## Problem to work on
The entries below are to be written out again without alteration.

>> Begin Dataset

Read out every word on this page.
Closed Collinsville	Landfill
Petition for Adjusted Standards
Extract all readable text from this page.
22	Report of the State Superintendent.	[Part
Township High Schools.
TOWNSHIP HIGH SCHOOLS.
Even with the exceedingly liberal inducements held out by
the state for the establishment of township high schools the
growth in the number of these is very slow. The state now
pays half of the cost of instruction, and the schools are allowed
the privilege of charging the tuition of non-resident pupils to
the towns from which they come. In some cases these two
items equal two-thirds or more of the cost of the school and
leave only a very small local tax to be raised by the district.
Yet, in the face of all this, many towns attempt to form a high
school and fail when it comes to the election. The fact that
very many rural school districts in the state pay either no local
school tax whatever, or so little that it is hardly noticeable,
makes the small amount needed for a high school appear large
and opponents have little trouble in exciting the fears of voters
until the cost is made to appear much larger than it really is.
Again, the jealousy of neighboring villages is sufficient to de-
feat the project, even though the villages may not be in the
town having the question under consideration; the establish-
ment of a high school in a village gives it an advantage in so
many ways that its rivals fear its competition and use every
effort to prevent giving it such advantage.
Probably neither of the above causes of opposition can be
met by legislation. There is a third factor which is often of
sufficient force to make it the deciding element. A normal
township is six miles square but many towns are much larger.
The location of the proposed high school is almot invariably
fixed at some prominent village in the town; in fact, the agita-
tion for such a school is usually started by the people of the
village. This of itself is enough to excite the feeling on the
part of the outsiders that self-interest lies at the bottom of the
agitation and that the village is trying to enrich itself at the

>> End Dataset

## Solution for this problem
Read out every word on this page.
Closed Collinsville	Landfill
Petition for Adjusted Standards
Extract all readable text from this page.
22	Report of the State Superintendent.	[Part
Township High Schools.
TOWNSHIP HIGH SCHOOLS.
Even with the exceedingly liberal inducements held out by
the state for the establishment of township high schools the
growth in the number of these is very slow. The state now
pays half of the cost of instruction, and the schools are allowed
the privilege of charging the tuition of non-resident pupils to
the towns from which they come. In some cases these two
items equal two-thirds or more of the cost of the school and
leave only a very small local tax to be raised by the district.
Yet, in the face of all this, many towns attempt to form a high
school and fail when it comes to the election. The fact that
very many rural school districts in the state pay either no local
school tax whatever, or so little that it is hardly noticeable,
makes the small amount needed for a high school appear large
and opponents have little trouble in exciting the fears of voters
until the cost is made to appear much larger than it really is.
Again, the jealousy of neighboring villages is sufficient to de-
feat the project, even though the villages may not be in the
town having the question under consideration; the establish-
ment of a high school in a village gives it an advantage in so
many ways that its rivals fear its competition and use every
effort to prevent giving it such advantage.
Probably neither of the above causes of opposition can be
met by legislation. There is a third factor which is often of
sufficient force to make it the deciding element. A normal
township is six miles square but many towns are much larger.
The location of the proposed high school is almot invariably
fixed at some prominent village in the town; in fact, the agita-
tion for such a school is usually started by the people of the
village. This of itself is enough to excite the feeling on the
part of the outsiders that self-interest lies at the bottom of the
agitation and that the village is trying to enrich itself at the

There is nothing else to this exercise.